TASK BRIEF: Pick out each line below containing "more".

┌────────

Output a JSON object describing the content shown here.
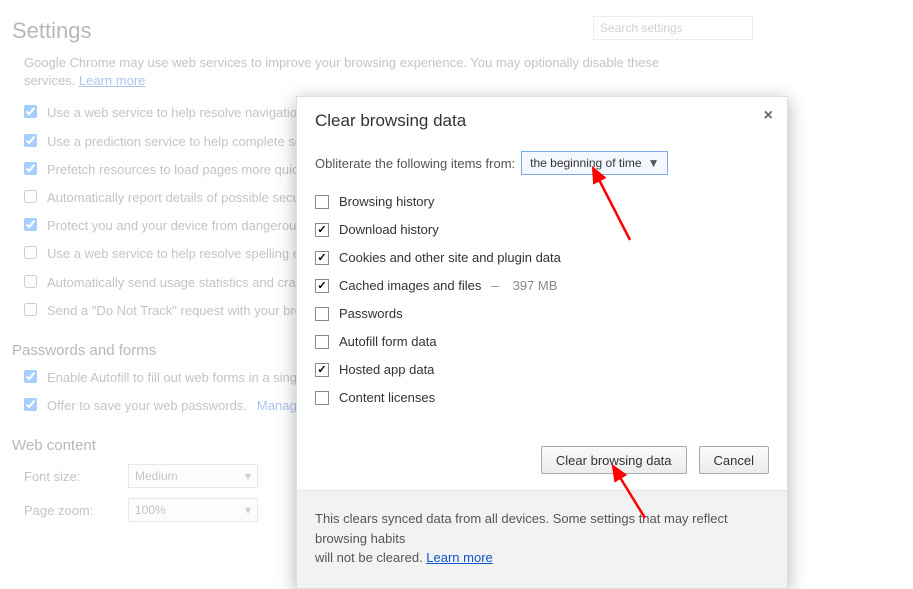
{
  "page": {
    "title": "Settings",
    "search_placeholder": "Search settings",
    "intro_a": "Google Chrome may use web services to improve your browsing experience. You may optionally disable these",
    "intro_b": "services. ",
    "intro_link": "Learn more",
    "privacy_opts": [
      {
        "label": "Use a web service to help resolve navigation errors",
        "checked": true
      },
      {
        "label": "Use a prediction service to help complete searches and URLs typed in the address bar or the app launcher search box",
        "checked": true
      },
      {
        "label": "Prefetch resources to load pages more quickly",
        "checked": true
      },
      {
        "label": "Automatically report details of possible security incidents to Google",
        "checked": false
      },
      {
        "label": "Protect you and your device from dangerous sites",
        "checked": true
      },
      {
        "label": "Use a web service to help resolve spelling errors",
        "checked": false
      },
      {
        "label": "Automatically send usage statistics and crash reports to Google",
        "checked": false
      },
      {
        "label": "Send a \"Do Not Track\" request with your browsing traffic",
        "checked": false
      }
    ],
    "section_passwords": "Passwords and forms",
    "pass_opts": [
      {
        "label": "Enable Autofill to fill out web forms in a single click.",
        "checked": true,
        "link": ""
      },
      {
        "label": "Offer to save your web passwords. ",
        "checked": true,
        "link": "Manage passwords"
      }
    ],
    "section_web": "Web content",
    "font_label": "Font size:",
    "font_value": "Medium",
    "zoom_label": "Page zoom:",
    "zoom_value": "100%"
  },
  "dialog": {
    "title": "Clear browsing data",
    "obliterate_label": "Obliterate the following items from:",
    "time_range": "the beginning of time",
    "items": [
      {
        "label": "Browsing history",
        "checked": false
      },
      {
        "label": "Download history",
        "checked": true
      },
      {
        "label": "Cookies and other site and plugin data",
        "checked": true
      },
      {
        "label": "Cached images and files",
        "checked": true,
        "size": "397 MB"
      },
      {
        "label": "Passwords",
        "checked": false
      },
      {
        "label": "Autofill form data",
        "checked": false
      },
      {
        "label": "Hosted app data",
        "checked": true
      },
      {
        "label": "Content licenses",
        "checked": false
      }
    ],
    "primary_btn": "Clear browsing data",
    "cancel_btn": "Cancel",
    "footer_a": "This clears synced data from all devices. Some settings that may reflect browsing habits",
    "footer_b": "will not be cleared. ",
    "footer_link": "Learn more"
  }
}
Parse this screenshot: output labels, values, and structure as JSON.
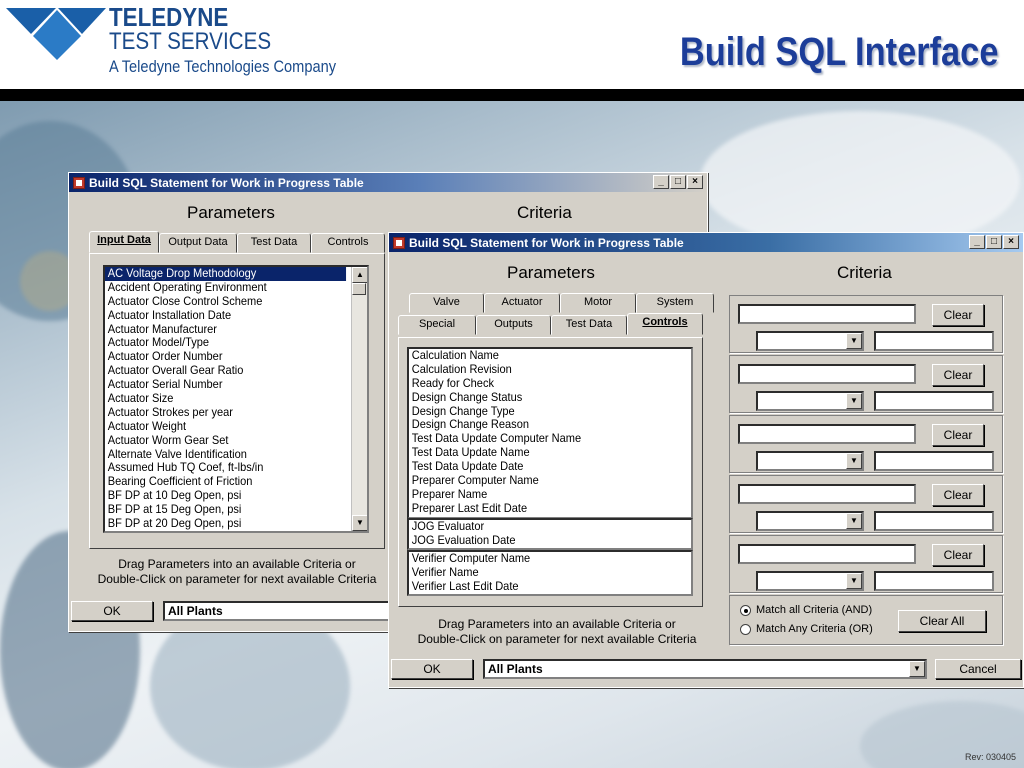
{
  "header": {
    "logo_line1": "TELEDYNE",
    "logo_line2": "TEST SERVICES",
    "logo_line3": "A Teledyne Technologies Company",
    "title": "Build SQL Interface"
  },
  "footer": {
    "rev": "Rev: 030405"
  },
  "window_back": {
    "title": "Build SQL Statement for Work in Progress Table",
    "controls": {
      "minimize": "_",
      "maximize": "□",
      "close": "×"
    },
    "parameters_label": "Parameters",
    "criteria_label": "Criteria",
    "tabs": [
      "Input Data",
      "Output Data",
      "Test Data",
      "Controls"
    ],
    "active_tab": "Input Data",
    "list_items": [
      "AC Voltage Drop Methodology",
      "Accident Operating Environment",
      "Actuator Close Control Scheme",
      "Actuator Installation Date",
      "Actuator Manufacturer",
      "Actuator Model/Type",
      "Actuator Order Number",
      "Actuator Overall Gear Ratio",
      "Actuator Serial Number",
      "Actuator Size",
      "Actuator Strokes per year",
      "Actuator Weight",
      "Actuator Worm Gear Set",
      "Alternate Valve Identification",
      "Assumed Hub TQ Coef, ft-lbs/in",
      "Bearing Coefficient of Friction",
      "BF DP at 10 Deg Open, psi",
      "BF DP at 15 Deg Open, psi",
      "BF DP at 20 Deg Open, psi"
    ],
    "selected_item": "AC Voltage Drop Methodology",
    "note_line1": "Drag Parameters into an available Criteria or",
    "note_line2": "Double-Click on parameter for next available Criteria",
    "ok_label": "OK",
    "plant_value": "All Plants"
  },
  "window_front": {
    "title": "Build SQL Statement for Work in Progress Table",
    "controls": {
      "minimize": "_",
      "maximize": "□",
      "close": "×"
    },
    "parameters_label": "Parameters",
    "criteria_label": "Criteria",
    "tabs_row1": [
      "Valve",
      "Actuator",
      "Motor",
      "System"
    ],
    "tabs_row2": [
      "Special",
      "Outputs",
      "Test Data",
      "Controls"
    ],
    "active_tab": "Controls",
    "list_group1": [
      "Calculation Name",
      "Calculation Revision",
      "Ready for Check",
      "Design Change Status",
      "Design Change Type",
      "Design Change Reason",
      "Test Data Update Computer Name",
      "Test Data Update Name",
      "Test Data Update Date",
      "Preparer Computer Name",
      "Preparer Name",
      "Preparer Last Edit Date"
    ],
    "list_group2": [
      "JOG Evaluator",
      "JOG Evaluation Date"
    ],
    "list_group3": [
      "Verifier Computer Name",
      "Verifier Name",
      "Verifier Last Edit Date"
    ],
    "criteria_rows": [
      {
        "field_value": "",
        "clear_label": "Clear",
        "operator_value": "",
        "value": ""
      },
      {
        "field_value": "",
        "clear_label": "Clear",
        "operator_value": "",
        "value": ""
      },
      {
        "field_value": "",
        "clear_label": "Clear",
        "operator_value": "",
        "value": ""
      },
      {
        "field_value": "",
        "clear_label": "Clear",
        "operator_value": "",
        "value": ""
      },
      {
        "field_value": "",
        "clear_label": "Clear",
        "operator_value": "",
        "value": ""
      }
    ],
    "match_all_label": "Match all Criteria (AND)",
    "match_any_label": "Match Any Criteria (OR)",
    "match_selected": "all",
    "clear_all_label": "Clear All",
    "note_line1": "Drag Parameters into an available Criteria or",
    "note_line2": "Double-Click on parameter for next available Criteria",
    "ok_label": "OK",
    "plant_value": "All Plants",
    "cancel_label": "Cancel"
  },
  "icons": {
    "logo": "teledyne-logo-icon",
    "app": "app-icon",
    "dropdown": "chevron-down-icon",
    "scroll_up": "scroll-up-icon",
    "scroll_down": "scroll-down-icon"
  },
  "colors": {
    "title_blue": "#1c3d99",
    "logo_blue": "#1a4a8a",
    "titlebar": "#0a246a",
    "selection": "#0a246a",
    "window_face": "#d4d0c8"
  }
}
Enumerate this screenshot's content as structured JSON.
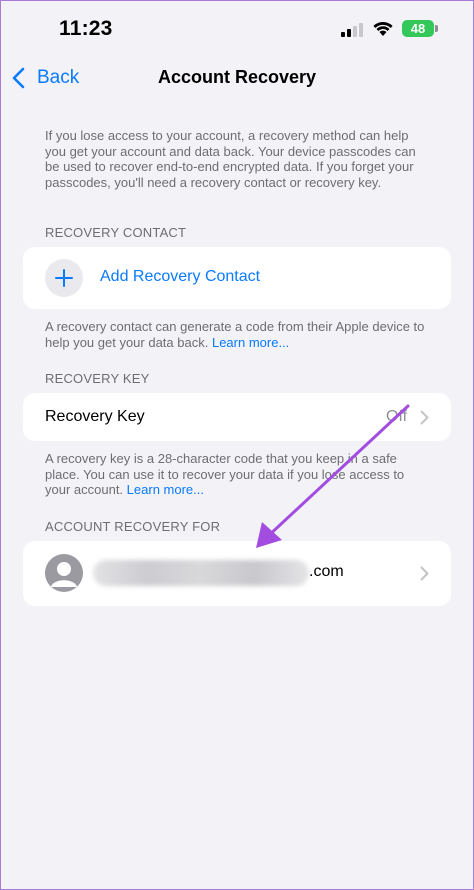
{
  "status_bar": {
    "time": "11:23",
    "battery": "48"
  },
  "nav": {
    "back_label": "Back",
    "title": "Account Recovery"
  },
  "intro_text": "If you lose access to your account, a recovery method can help you get your account and data back. Your device passcodes can be used to recover end-to-end encrypted data. If you forget your passcodes, you'll need a recovery contact or recovery key.",
  "recovery_contact": {
    "header": "RECOVERY CONTACT",
    "add_label": "Add Recovery Contact",
    "footer_text": "A recovery contact can generate a code from their Apple device to help you get your data back.",
    "learn_more": "Learn more..."
  },
  "recovery_key": {
    "header": "RECOVERY KEY",
    "row_label": "Recovery Key",
    "row_value": "Off",
    "footer_text": "A recovery key is a 28-character code that you keep in a safe place. You can use it to recover your data if you lose access to your account.",
    "learn_more": "Learn more..."
  },
  "account_for": {
    "header": "ACCOUNT RECOVERY FOR",
    "email_suffix": ".com"
  },
  "colors": {
    "accent": "#0a7aff",
    "background": "#f2f2f7",
    "annotation_arrow": "#a24de0"
  }
}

└────────

THE OUTPUT:
    "intro_link": "Learn more",
        "label": "Prefetch resources to load pages more quickly",
    "footer_link": "Learn more"
    "learn_more": "Learn more..."
    "learn_more": "Learn more..."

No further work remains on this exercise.